(Exercise requirements) Locate every line in the records below that holds the word "rendszer" and return each one.

(Records to use)
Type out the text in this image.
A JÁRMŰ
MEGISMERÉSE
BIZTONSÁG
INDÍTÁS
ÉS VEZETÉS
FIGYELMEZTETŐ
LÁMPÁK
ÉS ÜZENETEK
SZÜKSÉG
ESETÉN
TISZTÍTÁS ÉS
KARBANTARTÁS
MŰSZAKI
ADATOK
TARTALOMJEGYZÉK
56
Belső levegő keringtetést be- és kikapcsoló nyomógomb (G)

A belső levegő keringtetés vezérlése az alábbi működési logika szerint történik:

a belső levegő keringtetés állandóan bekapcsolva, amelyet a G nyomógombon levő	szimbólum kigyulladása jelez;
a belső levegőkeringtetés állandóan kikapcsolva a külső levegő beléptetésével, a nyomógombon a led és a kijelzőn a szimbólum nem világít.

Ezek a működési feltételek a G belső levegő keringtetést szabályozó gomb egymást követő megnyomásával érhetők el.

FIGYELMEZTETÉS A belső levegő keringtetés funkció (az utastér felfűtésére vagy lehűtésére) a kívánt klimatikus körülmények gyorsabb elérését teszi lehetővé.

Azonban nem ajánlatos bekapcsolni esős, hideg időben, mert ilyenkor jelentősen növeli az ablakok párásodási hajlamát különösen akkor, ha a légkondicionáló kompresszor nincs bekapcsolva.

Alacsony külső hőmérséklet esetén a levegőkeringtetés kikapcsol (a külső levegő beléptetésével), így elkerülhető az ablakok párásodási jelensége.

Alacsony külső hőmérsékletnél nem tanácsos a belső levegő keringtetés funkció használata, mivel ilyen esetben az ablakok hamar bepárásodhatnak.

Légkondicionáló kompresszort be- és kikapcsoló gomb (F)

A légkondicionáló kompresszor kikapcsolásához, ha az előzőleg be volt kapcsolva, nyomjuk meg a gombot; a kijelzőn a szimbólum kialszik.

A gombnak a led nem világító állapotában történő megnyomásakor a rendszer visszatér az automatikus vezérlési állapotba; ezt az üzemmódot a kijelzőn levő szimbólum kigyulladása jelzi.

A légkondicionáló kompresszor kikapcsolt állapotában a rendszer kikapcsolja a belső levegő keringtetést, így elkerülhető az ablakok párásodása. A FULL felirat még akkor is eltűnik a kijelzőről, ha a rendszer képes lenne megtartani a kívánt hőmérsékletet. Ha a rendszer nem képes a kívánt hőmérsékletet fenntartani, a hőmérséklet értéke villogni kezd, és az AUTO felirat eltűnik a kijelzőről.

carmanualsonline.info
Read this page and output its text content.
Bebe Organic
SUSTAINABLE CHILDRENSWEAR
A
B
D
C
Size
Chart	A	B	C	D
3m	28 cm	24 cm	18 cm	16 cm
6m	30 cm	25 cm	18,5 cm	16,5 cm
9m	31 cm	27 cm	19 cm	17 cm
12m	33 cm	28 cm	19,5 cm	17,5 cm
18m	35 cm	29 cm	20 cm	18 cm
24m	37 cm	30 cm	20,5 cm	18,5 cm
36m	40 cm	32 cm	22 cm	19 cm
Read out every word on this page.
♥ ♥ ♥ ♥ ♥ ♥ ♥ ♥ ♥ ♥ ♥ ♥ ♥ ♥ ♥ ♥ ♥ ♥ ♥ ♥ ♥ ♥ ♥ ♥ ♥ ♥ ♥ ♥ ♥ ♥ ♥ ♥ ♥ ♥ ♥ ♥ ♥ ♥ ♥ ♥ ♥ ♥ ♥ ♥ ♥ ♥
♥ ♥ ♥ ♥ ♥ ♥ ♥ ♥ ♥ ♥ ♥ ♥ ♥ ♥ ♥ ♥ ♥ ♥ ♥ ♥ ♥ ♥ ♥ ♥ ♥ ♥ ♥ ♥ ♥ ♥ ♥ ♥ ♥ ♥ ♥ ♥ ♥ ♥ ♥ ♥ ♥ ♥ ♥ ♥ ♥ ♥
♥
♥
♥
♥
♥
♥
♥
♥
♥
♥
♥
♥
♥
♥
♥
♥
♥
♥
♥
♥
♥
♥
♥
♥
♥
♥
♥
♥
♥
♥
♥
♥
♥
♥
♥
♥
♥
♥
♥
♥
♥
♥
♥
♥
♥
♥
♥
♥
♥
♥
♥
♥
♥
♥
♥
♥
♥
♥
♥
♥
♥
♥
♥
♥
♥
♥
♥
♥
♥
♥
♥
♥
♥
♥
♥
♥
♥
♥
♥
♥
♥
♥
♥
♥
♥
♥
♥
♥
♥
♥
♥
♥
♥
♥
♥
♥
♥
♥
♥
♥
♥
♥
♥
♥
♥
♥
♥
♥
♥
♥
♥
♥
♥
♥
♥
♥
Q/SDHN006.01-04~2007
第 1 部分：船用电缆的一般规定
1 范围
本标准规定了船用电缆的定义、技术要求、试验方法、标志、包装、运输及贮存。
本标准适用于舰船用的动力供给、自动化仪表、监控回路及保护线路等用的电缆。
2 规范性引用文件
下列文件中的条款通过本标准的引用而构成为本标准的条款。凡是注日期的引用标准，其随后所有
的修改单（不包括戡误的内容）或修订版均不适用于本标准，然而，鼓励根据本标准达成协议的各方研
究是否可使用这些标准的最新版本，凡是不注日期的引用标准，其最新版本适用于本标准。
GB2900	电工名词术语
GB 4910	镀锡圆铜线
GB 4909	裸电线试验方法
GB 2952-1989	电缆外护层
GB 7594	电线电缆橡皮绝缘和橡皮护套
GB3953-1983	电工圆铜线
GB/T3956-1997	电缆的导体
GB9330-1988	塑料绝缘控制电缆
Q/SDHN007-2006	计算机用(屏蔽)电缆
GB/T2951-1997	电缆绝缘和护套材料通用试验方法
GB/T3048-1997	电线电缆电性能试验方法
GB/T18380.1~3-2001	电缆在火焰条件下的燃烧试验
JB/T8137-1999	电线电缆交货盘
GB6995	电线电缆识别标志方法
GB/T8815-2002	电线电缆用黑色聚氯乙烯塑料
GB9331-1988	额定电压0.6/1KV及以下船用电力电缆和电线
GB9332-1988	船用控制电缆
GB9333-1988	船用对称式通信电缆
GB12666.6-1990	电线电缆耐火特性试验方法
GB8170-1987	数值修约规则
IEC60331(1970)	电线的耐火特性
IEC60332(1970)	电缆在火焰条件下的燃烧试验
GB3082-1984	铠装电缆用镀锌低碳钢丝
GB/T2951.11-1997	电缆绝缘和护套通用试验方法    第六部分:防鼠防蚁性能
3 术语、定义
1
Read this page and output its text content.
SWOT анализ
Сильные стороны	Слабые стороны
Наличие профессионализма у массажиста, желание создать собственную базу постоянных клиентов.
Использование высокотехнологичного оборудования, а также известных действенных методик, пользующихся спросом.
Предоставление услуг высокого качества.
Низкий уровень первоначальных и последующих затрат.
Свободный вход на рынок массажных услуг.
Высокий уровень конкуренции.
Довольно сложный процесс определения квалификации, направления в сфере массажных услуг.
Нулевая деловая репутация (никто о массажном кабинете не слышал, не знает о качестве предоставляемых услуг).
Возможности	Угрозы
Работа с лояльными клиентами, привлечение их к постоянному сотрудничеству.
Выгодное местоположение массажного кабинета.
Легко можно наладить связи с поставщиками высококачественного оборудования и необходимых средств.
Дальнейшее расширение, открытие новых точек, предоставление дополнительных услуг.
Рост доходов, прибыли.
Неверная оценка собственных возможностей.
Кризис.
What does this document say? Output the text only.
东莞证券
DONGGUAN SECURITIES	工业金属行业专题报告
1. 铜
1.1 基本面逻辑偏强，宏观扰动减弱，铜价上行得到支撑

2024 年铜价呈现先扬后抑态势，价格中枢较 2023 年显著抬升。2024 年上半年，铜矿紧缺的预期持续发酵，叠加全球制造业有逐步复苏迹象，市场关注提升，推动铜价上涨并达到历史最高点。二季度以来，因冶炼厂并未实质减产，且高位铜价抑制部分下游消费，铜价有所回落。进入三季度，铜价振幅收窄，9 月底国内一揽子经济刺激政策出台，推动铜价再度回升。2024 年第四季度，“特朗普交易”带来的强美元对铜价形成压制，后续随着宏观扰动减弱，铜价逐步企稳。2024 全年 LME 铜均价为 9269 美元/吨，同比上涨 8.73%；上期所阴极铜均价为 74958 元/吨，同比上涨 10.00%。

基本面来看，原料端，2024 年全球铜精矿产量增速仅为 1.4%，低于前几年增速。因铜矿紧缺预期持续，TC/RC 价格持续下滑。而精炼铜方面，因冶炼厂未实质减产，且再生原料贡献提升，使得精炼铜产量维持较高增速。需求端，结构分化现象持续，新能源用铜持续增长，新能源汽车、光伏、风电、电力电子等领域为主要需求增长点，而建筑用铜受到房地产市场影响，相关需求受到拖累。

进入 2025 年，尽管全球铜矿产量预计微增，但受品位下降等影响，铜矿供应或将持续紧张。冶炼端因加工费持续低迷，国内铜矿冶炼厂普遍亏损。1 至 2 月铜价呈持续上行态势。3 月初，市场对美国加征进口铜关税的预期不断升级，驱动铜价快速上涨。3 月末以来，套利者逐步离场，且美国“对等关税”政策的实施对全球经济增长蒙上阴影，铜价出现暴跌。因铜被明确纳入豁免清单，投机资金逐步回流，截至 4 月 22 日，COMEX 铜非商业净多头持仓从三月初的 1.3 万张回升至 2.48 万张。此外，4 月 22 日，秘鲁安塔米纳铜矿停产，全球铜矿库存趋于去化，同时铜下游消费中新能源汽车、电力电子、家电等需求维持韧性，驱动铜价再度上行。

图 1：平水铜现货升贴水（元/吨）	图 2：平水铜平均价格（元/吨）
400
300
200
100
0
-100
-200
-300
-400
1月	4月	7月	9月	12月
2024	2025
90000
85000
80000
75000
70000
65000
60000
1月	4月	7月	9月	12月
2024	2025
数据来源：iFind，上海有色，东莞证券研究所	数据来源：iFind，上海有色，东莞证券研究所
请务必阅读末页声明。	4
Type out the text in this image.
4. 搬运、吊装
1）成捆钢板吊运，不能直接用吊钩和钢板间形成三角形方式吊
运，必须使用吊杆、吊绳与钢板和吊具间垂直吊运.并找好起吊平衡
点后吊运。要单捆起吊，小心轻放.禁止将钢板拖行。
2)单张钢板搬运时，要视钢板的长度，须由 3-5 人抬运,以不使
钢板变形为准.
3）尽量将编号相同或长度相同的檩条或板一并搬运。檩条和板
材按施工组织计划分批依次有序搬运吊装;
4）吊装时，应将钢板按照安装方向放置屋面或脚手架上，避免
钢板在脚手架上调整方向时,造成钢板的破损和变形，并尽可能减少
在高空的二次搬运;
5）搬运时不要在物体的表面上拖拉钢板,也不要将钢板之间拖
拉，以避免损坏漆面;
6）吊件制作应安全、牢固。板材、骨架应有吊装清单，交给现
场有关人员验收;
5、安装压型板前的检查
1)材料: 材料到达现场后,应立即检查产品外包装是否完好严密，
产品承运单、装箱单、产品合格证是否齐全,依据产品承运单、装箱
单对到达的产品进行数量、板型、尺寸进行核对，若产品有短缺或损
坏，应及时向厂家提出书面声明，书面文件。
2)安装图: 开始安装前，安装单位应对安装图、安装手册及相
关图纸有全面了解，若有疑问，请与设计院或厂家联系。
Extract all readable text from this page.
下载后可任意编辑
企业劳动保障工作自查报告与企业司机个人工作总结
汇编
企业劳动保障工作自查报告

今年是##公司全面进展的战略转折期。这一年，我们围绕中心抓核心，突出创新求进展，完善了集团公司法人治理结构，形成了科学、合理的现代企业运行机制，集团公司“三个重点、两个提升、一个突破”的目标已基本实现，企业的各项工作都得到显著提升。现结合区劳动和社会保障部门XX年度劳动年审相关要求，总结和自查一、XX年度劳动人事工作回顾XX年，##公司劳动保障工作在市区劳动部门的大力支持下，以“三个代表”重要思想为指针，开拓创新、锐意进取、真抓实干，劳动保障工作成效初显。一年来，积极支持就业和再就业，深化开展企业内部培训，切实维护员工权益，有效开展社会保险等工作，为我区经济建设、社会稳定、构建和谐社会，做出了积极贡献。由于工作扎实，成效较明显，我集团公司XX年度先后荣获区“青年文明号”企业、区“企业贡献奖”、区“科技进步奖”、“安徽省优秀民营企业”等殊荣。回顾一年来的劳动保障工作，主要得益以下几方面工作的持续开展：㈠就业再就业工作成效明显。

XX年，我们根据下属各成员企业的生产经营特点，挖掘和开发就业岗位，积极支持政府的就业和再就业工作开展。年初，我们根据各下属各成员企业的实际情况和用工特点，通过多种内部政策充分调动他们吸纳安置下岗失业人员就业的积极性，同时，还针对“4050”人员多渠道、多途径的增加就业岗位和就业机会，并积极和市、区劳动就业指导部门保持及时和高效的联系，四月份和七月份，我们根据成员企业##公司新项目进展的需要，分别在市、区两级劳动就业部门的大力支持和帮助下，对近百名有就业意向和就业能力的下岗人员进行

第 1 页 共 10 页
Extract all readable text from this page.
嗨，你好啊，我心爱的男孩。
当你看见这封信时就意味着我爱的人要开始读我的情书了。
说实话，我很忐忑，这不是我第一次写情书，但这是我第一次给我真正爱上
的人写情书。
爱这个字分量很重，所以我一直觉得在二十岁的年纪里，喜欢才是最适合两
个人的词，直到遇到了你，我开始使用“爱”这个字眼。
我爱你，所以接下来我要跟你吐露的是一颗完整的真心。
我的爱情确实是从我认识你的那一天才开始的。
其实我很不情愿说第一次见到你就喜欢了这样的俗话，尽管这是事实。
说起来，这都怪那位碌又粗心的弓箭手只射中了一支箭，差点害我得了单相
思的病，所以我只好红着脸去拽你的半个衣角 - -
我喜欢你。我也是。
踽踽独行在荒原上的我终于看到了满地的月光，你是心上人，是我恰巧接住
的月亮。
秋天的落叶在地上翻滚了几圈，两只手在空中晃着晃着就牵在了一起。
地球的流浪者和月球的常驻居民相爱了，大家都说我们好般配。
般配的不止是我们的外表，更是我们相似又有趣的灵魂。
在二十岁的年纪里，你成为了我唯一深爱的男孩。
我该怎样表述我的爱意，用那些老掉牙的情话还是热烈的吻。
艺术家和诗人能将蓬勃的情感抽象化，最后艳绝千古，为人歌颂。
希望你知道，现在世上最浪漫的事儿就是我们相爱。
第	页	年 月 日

(Task response)
A gombnak a led nem világító állapotában történő megnyomásakor a rendszer visszatér az automatikus vezérlési állapotba; ezt az üzemmódot a kijelzőn levő szimbólum kigyulladása jelzi.
A légkondicionáló kompresszor kikapcsolt állapotában a rendszer kikapcsolja a belső levegő keringtetést, így elkerülhető az ablakok párásodása. A FULL felirat még akkor is eltűnik a kijelzőről, ha a rendszer képes lenne megtartani a kívánt hőmérsékletet. Ha a rendszer nem képes a kívánt hőmérsékletet fenntartani, a hőmérséklet értéke villogni kezd, és az AUTO felirat eltűnik a kijelzőről.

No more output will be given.